* **Set problem**
Using the listing below, extract each line that has the word "screenshot" in it.
Start of Data to process
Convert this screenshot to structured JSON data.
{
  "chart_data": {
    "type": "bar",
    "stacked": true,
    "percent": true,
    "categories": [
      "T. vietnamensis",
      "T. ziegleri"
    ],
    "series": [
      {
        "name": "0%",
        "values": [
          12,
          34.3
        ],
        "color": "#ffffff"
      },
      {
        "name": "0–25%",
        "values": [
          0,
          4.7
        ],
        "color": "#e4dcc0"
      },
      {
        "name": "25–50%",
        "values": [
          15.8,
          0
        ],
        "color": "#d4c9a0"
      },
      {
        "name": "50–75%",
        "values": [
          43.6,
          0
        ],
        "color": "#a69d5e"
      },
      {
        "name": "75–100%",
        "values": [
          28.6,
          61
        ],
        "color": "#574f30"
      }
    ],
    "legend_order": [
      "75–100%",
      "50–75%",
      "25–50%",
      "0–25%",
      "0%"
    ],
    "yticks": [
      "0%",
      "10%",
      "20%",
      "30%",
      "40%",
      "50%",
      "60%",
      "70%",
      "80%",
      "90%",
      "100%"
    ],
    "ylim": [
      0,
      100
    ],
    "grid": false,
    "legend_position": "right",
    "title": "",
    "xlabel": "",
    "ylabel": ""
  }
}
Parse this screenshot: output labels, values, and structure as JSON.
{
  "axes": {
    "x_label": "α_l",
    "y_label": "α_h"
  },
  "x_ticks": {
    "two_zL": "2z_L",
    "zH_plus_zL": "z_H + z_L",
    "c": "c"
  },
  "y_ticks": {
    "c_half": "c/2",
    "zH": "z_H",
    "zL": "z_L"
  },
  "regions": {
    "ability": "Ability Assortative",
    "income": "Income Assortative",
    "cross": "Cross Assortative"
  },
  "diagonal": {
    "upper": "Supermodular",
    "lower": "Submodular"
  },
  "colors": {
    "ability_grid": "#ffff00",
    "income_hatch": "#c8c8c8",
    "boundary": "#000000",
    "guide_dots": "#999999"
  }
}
End of Data to process
* **Result for this exercise**
Convert this screenshot to structured JSON data.
Parse this screenshot: output labels, values, and structure as JSON.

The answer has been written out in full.